Every line that contains the word "name" should be copied out.

(Dataset excerpt)
** Start **
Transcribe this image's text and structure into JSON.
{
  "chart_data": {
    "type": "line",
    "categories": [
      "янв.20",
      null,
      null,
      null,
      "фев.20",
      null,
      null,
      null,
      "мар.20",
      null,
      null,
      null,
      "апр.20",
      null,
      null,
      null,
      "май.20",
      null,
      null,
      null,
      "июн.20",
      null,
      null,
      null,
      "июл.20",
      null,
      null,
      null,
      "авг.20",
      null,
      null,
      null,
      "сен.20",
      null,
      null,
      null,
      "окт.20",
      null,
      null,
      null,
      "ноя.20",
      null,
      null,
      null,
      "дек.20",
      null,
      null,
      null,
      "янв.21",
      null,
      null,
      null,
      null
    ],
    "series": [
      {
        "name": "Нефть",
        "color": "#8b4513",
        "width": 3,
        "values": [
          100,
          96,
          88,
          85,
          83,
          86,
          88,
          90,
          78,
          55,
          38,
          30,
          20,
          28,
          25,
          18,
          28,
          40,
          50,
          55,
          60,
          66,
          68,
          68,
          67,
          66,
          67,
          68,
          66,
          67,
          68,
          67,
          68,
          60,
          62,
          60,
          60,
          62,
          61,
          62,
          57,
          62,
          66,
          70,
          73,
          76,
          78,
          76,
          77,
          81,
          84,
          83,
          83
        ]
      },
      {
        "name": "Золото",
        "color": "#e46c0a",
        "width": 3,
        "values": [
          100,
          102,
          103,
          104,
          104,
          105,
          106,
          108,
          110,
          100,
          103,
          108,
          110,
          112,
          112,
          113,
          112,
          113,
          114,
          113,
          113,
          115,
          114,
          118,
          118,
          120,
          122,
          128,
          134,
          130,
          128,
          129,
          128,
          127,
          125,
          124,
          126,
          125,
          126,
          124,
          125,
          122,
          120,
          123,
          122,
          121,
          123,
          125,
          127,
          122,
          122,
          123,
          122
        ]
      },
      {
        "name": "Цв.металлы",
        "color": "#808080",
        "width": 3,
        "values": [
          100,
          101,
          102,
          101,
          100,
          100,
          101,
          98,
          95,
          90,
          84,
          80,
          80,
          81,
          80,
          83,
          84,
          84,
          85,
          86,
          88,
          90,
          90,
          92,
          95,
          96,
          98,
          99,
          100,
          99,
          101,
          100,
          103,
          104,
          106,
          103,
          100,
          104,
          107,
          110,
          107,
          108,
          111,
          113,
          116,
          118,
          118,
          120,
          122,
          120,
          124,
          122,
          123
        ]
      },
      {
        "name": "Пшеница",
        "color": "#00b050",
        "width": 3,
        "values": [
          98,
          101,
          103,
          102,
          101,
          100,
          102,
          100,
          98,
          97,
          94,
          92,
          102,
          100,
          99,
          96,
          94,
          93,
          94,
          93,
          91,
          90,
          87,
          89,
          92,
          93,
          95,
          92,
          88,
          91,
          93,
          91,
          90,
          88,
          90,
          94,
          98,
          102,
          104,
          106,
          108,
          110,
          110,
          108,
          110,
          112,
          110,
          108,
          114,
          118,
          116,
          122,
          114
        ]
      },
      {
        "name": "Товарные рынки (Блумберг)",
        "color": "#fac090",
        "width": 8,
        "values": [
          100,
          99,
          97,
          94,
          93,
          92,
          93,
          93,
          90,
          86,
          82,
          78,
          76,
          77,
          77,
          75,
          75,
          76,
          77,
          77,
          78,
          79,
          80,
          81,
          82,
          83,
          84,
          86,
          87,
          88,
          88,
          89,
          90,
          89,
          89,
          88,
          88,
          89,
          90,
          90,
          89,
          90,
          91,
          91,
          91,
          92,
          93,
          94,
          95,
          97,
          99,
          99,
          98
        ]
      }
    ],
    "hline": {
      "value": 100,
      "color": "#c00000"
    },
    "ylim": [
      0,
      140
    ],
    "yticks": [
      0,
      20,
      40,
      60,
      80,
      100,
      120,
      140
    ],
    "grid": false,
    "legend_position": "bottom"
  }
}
** End **
▶ ANSWER TO THIS EXERCISE:
        "name": "Нефть",
        "name": "Золото",
        "name": "Цв.металлы",
        "name": "Пшеница",
        "name": "Товарные рынки (Блумберг)",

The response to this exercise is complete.